-- START --

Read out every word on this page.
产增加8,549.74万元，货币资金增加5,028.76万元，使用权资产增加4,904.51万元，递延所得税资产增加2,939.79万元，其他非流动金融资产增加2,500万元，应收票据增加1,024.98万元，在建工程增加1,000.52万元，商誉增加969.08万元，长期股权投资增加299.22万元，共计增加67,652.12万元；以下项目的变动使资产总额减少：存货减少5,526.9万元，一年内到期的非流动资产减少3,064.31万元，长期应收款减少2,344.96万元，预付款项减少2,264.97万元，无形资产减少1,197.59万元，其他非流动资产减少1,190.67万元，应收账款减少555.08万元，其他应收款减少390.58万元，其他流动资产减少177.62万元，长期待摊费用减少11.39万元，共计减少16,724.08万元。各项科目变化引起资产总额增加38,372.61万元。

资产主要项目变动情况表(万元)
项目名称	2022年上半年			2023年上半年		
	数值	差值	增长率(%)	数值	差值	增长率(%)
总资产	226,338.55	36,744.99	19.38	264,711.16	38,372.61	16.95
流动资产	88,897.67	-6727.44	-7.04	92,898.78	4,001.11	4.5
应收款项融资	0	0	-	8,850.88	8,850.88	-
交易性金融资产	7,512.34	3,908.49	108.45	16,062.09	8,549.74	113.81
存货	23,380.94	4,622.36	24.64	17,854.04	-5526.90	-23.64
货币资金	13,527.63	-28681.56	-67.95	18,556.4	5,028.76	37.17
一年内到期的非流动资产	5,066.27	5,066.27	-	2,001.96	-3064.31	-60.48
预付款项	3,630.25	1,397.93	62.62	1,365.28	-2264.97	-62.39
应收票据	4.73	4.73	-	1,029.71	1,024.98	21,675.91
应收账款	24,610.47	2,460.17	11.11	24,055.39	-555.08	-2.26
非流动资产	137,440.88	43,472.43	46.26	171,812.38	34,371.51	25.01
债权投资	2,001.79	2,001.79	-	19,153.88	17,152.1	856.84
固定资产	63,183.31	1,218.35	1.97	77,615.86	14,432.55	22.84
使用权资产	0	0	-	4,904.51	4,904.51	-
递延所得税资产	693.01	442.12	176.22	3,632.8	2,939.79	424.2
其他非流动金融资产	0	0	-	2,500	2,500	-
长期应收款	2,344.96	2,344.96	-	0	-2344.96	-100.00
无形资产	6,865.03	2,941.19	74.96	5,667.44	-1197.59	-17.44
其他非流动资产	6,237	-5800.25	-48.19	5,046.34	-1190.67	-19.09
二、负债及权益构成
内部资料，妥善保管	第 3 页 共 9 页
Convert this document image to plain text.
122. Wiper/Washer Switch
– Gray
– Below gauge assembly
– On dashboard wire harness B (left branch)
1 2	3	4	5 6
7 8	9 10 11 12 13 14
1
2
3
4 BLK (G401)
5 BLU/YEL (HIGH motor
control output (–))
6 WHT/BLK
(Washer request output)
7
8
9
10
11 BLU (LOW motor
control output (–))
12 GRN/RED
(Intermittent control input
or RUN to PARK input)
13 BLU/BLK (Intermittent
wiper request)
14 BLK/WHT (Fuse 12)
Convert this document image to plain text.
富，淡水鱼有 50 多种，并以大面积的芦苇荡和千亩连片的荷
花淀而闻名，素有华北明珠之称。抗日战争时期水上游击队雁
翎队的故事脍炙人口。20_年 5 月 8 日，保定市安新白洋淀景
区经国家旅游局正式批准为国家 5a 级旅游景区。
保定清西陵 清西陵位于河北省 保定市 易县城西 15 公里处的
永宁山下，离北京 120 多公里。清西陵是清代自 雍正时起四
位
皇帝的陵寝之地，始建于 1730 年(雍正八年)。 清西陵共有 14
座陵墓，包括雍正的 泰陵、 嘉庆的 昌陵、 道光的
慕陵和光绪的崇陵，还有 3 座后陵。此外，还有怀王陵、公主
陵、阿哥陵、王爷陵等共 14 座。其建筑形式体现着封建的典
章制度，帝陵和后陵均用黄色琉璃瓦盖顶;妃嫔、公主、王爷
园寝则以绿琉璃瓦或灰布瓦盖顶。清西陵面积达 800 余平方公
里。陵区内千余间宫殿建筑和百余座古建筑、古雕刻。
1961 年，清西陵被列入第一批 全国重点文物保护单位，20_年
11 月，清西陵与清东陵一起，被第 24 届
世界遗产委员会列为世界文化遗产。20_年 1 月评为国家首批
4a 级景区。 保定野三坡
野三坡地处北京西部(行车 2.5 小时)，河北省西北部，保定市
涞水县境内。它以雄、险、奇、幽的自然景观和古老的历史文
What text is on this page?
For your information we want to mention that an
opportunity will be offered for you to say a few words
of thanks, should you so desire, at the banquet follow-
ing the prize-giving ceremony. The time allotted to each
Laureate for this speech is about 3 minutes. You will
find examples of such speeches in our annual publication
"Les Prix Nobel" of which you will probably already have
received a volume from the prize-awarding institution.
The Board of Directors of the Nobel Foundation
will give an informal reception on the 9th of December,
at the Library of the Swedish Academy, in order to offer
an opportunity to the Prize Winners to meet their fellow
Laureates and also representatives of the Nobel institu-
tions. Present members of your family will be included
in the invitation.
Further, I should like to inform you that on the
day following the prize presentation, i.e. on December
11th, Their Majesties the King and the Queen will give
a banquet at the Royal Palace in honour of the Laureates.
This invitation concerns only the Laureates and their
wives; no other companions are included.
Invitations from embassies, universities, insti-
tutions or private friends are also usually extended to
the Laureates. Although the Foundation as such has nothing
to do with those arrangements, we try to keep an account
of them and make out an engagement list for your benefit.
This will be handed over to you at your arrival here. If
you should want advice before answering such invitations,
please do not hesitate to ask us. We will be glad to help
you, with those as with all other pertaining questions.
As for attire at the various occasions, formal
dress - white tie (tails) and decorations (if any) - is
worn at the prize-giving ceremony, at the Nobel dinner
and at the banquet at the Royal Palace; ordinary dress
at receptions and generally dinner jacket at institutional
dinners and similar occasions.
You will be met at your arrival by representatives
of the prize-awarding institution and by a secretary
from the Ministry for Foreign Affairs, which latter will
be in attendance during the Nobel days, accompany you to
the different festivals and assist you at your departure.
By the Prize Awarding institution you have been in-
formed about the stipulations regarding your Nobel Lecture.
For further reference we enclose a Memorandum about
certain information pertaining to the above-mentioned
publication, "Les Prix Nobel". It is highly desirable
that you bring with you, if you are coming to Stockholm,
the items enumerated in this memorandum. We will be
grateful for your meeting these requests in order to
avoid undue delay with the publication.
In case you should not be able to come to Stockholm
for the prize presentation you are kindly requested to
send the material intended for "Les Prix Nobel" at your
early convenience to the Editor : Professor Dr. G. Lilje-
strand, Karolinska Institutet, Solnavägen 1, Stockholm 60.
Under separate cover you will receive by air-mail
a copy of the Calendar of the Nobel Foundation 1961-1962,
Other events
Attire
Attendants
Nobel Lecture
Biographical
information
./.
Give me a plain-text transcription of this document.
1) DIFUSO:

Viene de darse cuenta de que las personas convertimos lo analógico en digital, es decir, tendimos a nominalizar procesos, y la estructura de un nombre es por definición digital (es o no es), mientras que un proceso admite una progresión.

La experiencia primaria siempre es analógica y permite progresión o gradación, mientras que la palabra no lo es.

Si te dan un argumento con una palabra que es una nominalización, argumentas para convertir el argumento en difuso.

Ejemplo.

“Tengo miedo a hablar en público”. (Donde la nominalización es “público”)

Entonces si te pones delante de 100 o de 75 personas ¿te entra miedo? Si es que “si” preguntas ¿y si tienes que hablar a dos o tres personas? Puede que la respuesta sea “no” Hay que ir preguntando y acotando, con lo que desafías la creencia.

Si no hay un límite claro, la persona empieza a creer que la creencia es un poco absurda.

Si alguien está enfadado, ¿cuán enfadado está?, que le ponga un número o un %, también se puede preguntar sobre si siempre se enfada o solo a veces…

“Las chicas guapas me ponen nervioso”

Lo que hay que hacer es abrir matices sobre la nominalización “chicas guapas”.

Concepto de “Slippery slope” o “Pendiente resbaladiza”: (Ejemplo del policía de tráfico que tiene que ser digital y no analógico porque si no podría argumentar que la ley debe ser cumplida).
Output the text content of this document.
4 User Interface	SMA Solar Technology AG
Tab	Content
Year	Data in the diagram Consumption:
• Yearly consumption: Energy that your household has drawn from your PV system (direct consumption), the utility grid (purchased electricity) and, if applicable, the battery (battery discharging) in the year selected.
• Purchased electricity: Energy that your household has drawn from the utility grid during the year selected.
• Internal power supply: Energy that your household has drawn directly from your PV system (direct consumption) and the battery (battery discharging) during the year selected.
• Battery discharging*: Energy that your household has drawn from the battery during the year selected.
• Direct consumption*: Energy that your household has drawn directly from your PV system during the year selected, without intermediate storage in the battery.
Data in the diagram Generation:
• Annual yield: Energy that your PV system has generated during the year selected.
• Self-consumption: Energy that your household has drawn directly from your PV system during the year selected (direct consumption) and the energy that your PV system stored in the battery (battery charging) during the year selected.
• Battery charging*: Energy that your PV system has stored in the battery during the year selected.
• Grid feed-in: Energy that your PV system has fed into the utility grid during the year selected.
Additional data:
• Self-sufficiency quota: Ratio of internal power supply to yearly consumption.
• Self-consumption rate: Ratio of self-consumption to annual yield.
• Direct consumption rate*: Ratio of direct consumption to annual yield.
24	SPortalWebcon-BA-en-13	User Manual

-- END --

GOAL:
Pick out every line with the string "Laureates" and copy it.

FINISHED TASK:
Laureates and also representatives of the Nobel institu-
a banquet at the Royal Palace in honour of the Laureates.
This invitation concerns only the Laureates and their
the Laureates. Although the Foundation as such has nothing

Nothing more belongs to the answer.